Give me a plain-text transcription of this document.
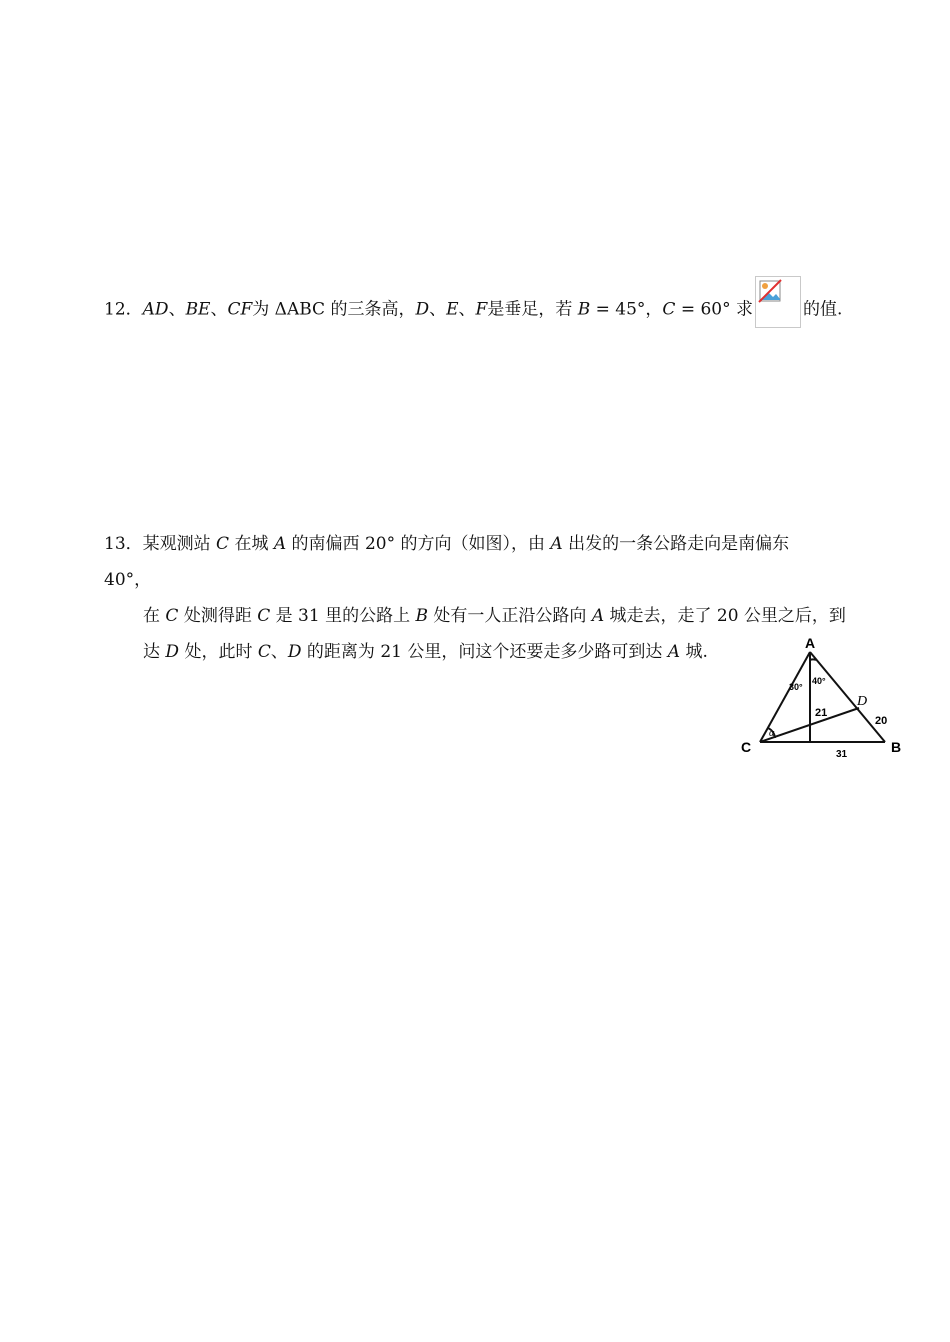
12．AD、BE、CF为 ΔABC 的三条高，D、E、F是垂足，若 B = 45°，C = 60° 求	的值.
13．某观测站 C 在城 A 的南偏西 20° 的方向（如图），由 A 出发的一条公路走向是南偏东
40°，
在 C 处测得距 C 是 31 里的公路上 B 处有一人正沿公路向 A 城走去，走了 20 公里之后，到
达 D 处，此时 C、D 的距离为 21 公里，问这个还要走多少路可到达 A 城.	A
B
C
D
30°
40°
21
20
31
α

━━━━━━━━━━━━━━━━━━━━━━━━━━━━━━

Set down all the data again exactly as above, pictures excluded.

Full answer:
Give me a plain-text transcription of this document.
12．AD、BE、CF为 ΔABC 的三条高，D、E、F是垂足，若 B = 45°，C = 60° 求	的值.
13．某观测站 C 在城 A 的南偏西 20° 的方向（如图），由 A 出发的一条公路走向是南偏东
40°，
在 C 处测得距 C 是 31 里的公路上 B 处有一人正沿公路向 A 城走去，走了 20 公里之后，到
达 D 处，此时 C、D 的距离为 21 公里，问这个还要走多少路可到达 A 城.	A
B
C
D
30°
40°
21
20
31
α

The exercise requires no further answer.